Exercise requirements -
Skip the images. Copy the records exactly as written.

Stored data -
^^^^^^^^^^^^^^^^

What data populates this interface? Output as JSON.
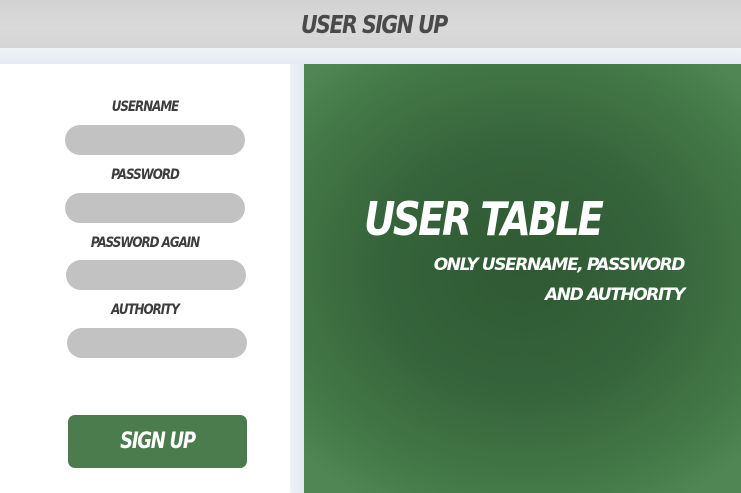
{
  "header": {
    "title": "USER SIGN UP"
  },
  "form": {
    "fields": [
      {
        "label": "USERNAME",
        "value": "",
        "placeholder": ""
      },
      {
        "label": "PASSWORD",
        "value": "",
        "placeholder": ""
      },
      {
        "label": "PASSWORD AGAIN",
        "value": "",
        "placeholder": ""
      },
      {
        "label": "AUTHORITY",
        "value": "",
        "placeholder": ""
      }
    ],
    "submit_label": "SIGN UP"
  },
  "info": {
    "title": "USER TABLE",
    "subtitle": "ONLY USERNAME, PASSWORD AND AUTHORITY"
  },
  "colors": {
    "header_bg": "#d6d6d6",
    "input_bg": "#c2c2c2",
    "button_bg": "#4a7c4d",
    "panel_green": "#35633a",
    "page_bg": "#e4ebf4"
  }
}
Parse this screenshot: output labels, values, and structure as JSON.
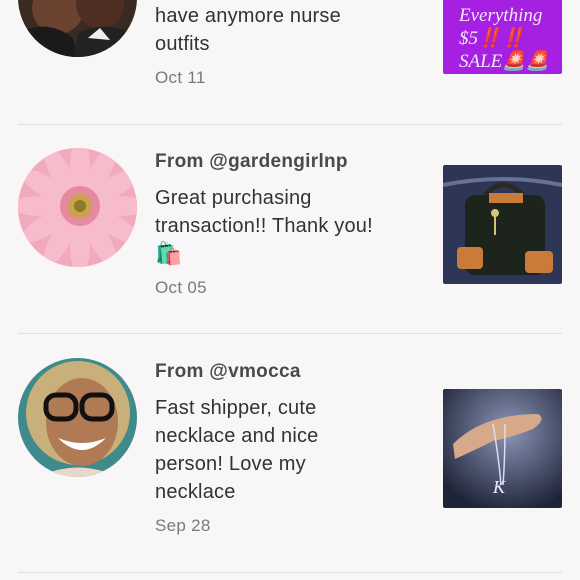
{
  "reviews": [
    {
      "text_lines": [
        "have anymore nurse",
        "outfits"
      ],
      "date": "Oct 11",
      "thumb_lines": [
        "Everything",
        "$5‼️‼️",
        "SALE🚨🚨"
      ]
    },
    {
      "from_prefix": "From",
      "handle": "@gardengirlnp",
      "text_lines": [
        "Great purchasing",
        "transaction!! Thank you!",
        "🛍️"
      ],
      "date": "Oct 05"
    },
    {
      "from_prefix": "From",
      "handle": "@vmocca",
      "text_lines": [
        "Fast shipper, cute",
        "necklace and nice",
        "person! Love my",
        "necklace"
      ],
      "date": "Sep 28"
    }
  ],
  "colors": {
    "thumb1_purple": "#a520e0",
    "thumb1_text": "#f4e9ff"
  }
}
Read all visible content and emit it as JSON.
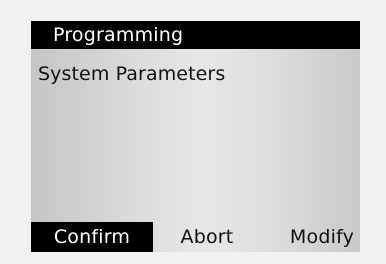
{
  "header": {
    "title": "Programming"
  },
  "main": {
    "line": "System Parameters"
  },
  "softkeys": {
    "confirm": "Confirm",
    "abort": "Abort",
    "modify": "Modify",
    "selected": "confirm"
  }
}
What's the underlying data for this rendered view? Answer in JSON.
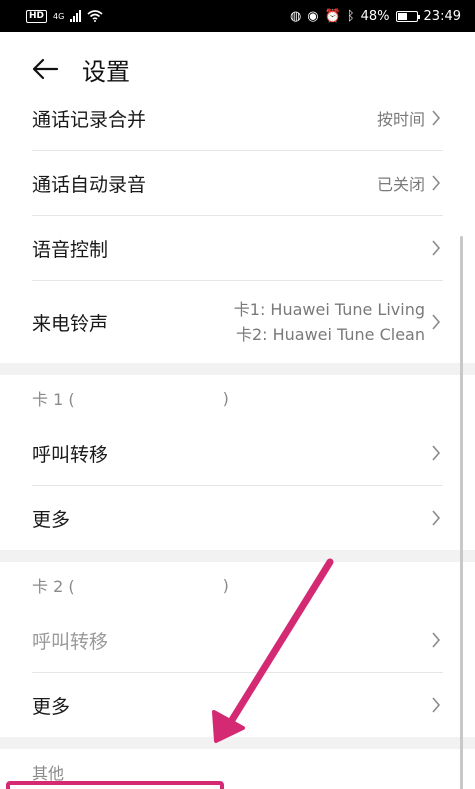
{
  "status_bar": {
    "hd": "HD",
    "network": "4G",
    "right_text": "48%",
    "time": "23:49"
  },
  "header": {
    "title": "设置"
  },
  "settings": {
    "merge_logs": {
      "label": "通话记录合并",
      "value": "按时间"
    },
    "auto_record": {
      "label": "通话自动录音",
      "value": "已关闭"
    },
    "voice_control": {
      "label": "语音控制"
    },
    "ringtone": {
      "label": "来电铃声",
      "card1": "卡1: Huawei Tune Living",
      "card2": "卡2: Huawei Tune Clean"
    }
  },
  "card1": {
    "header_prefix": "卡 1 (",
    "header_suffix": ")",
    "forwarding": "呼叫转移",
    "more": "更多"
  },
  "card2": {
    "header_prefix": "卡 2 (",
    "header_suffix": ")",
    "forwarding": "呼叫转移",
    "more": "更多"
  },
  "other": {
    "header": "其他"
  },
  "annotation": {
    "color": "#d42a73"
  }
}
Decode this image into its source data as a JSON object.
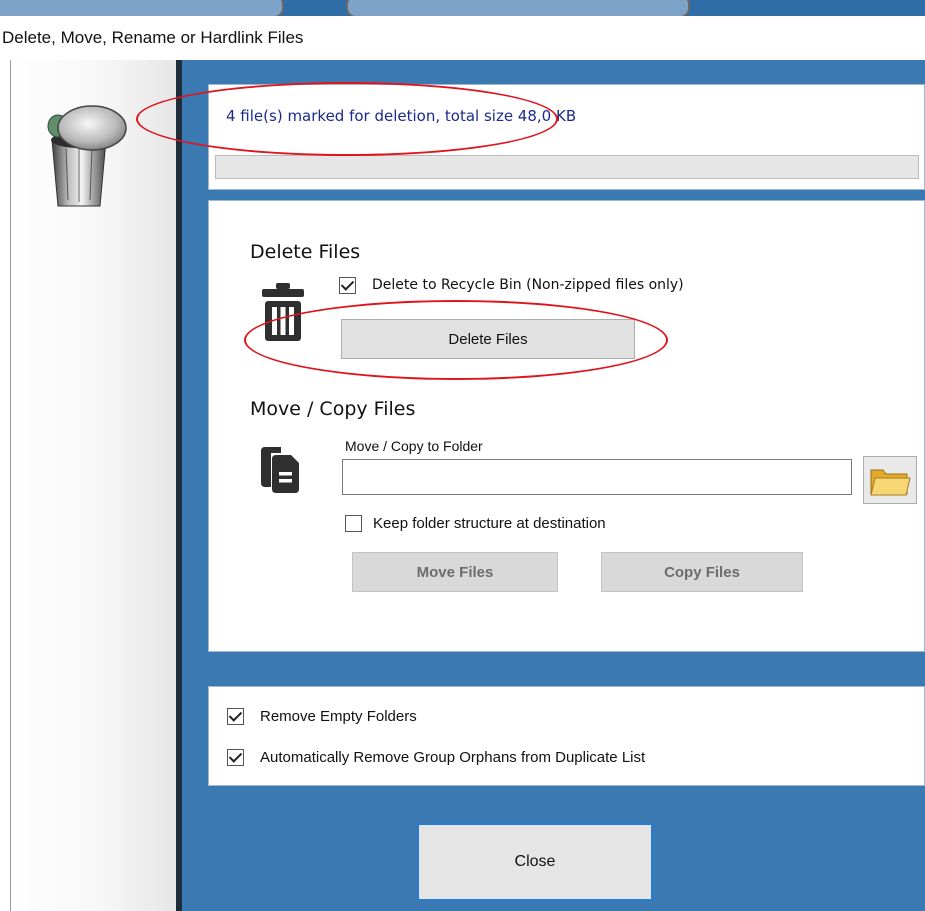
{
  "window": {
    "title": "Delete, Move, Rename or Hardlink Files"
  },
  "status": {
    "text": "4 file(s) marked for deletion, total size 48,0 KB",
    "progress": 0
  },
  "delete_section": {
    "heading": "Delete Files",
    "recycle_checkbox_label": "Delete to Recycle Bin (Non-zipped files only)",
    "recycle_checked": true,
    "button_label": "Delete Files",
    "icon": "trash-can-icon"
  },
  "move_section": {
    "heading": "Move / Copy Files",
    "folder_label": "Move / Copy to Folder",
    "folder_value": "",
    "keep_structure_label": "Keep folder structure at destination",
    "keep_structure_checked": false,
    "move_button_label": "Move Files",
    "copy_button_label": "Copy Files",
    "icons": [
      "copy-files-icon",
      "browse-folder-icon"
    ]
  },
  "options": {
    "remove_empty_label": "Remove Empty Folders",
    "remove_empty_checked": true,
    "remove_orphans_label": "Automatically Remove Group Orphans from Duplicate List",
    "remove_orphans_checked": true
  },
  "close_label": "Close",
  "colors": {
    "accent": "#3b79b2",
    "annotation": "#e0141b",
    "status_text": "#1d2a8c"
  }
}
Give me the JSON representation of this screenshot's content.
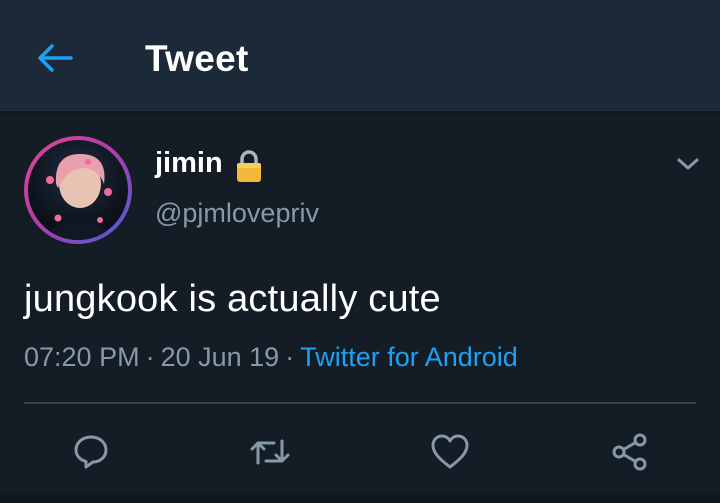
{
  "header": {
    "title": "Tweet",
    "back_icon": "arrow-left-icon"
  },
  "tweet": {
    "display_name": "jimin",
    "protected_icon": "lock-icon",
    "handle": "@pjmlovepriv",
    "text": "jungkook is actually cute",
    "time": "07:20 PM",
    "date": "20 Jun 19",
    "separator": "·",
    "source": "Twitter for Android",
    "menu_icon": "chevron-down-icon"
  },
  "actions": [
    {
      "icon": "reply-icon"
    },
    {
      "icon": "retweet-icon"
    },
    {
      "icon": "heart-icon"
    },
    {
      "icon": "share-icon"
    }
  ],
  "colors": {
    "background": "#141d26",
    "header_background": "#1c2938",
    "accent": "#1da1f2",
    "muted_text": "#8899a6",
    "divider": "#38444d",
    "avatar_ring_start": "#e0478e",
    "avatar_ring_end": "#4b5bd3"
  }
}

^^^^^^^^^^^^^^^^

Worked answer -
What data populates this interface? Output as JSON.
{
  "header": {
    "title": "USER SIGN UP"
  },
  "form": {
    "fields": [
      {
        "label": "USERNAME",
        "value": "",
        "placeholder": ""
      },
      {
        "label": "PASSWORD",
        "value": "",
        "placeholder": ""
      },
      {
        "label": "PASSWORD AGAIN",
        "value": "",
        "placeholder": ""
      },
      {
        "label": "AUTHORITY",
        "value": "",
        "placeholder": ""
      }
    ],
    "submit_label": "SIGN UP"
  },
  "info": {
    "title": "USER TABLE",
    "subtitle": "ONLY USERNAME, PASSWORD AND AUTHORITY"
  },
  "colors": {
    "header_bg": "#d6d6d6",
    "input_bg": "#c2c2c2",
    "button_bg": "#4a7c4d",
    "panel_green": "#35633a",
    "page_bg": "#e4ebf4"
  }
}
Parse this screenshot: output labels, values, and structure as JSON.
{
  "reviews": [
    {
      "text_lines": [
        "have anymore nurse",
        "outfits"
      ],
      "date": "Oct 11",
      "thumb_lines": [
        "Everything",
        "$5‼️‼️",
        "SALE🚨🚨"
      ]
    },
    {
      "from_prefix": "From",
      "handle": "@gardengirlnp",
      "text_lines": [
        "Great purchasing",
        "transaction!! Thank you!",
        "🛍️"
      ],
      "date": "Oct 05"
    },
    {
      "from_prefix": "From",
      "handle": "@vmocca",
      "text_lines": [
        "Fast shipper, cute",
        "necklace and nice",
        "person! Love my",
        "necklace"
      ],
      "date": "Sep 28"
    }
  ],
  "colors": {
    "thumb1_purple": "#a520e0",
    "thumb1_text": "#f4e9ff"
  }
}
Read all visible content and emit it as JSON.
{
  "header": {
    "title": "Programming"
  },
  "main": {
    "line": "System Parameters"
  },
  "softkeys": {
    "confirm": "Confirm",
    "abort": "Abort",
    "modify": "Modify",
    "selected": "confirm"
  }
}
What's the underlying data for this rendered view? Answer in JSON.
{
  "status_bar": {
    "hd": "HD",
    "network": "4G",
    "right_text": "48%",
    "time": "23:49"
  },
  "header": {
    "title": "设置"
  },
  "settings": {
    "merge_logs": {
      "label": "通话记录合并",
      "value": "按时间"
    },
    "auto_record": {
      "label": "通话自动录音",
      "value": "已关闭"
    },
    "voice_control": {
      "label": "语音控制"
    },
    "ringtone": {
      "label": "来电铃声",
      "card1": "卡1: Huawei Tune Living",
      "card2": "卡2: Huawei Tune Clean"
    }
  },
  "card1": {
    "header_prefix": "卡 1 (",
    "header_suffix": ")",
    "forwarding": "呼叫转移",
    "more": "更多"
  },
  "card2": {
    "header_prefix": "卡 2 (",
    "header_suffix": ")",
    "forwarding": "呼叫转移",
    "more": "更多"
  },
  "other": {
    "header": "其他"
  },
  "annotation": {
    "color": "#d42a73"
  }
}
Decode this image into its source data as a JSON object.
{
  "window": {
    "title": "Delete, Move, Rename or Hardlink Files"
  },
  "status": {
    "text": "4 file(s) marked for deletion, total size 48,0 KB",
    "progress": 0
  },
  "delete_section": {
    "heading": "Delete Files",
    "recycle_checkbox_label": "Delete to Recycle Bin (Non-zipped files only)",
    "recycle_checked": true,
    "button_label": "Delete Files",
    "icon": "trash-can-icon"
  },
  "move_section": {
    "heading": "Move / Copy Files",
    "folder_label": "Move / Copy to Folder",
    "folder_value": "",
    "keep_structure_label": "Keep folder structure at destination",
    "keep_structure_checked": false,
    "move_button_label": "Move Files",
    "copy_button_label": "Copy Files",
    "icons": [
      "copy-files-icon",
      "browse-folder-icon"
    ]
  },
  "options": {
    "remove_empty_label": "Remove Empty Folders",
    "remove_empty_checked": true,
    "remove_orphans_label": "Automatically Remove Group Orphans from Duplicate List",
    "remove_orphans_checked": true
  },
  "close_label": "Close",
  "colors": {
    "accent": "#3b79b2",
    "annotation": "#e0141b",
    "status_text": "#1d2a8c"
  }
}
Give me the JSON representation of this screenshot's content.
{
  "header": {
    "title": "Tweet",
    "back_icon": "arrow-left-icon"
  },
  "tweet": {
    "display_name": "jimin",
    "protected_icon": "lock-icon",
    "handle": "@pjmlovepriv",
    "text": "jungkook is actually cute",
    "time": "07:20 PM",
    "date": "20 Jun 19",
    "separator": "·",
    "source": "Twitter for Android",
    "menu_icon": "chevron-down-icon"
  },
  "actions": [
    {
      "icon": "reply-icon"
    },
    {
      "icon": "retweet-icon"
    },
    {
      "icon": "heart-icon"
    },
    {
      "icon": "share-icon"
    }
  ],
  "colors": {
    "background": "#141d26",
    "header_background": "#1c2938",
    "accent": "#1da1f2",
    "muted_text": "#8899a6",
    "divider": "#38444d",
    "avatar_ring_start": "#e0478e",
    "avatar_ring_end": "#4b5bd3"
  }
}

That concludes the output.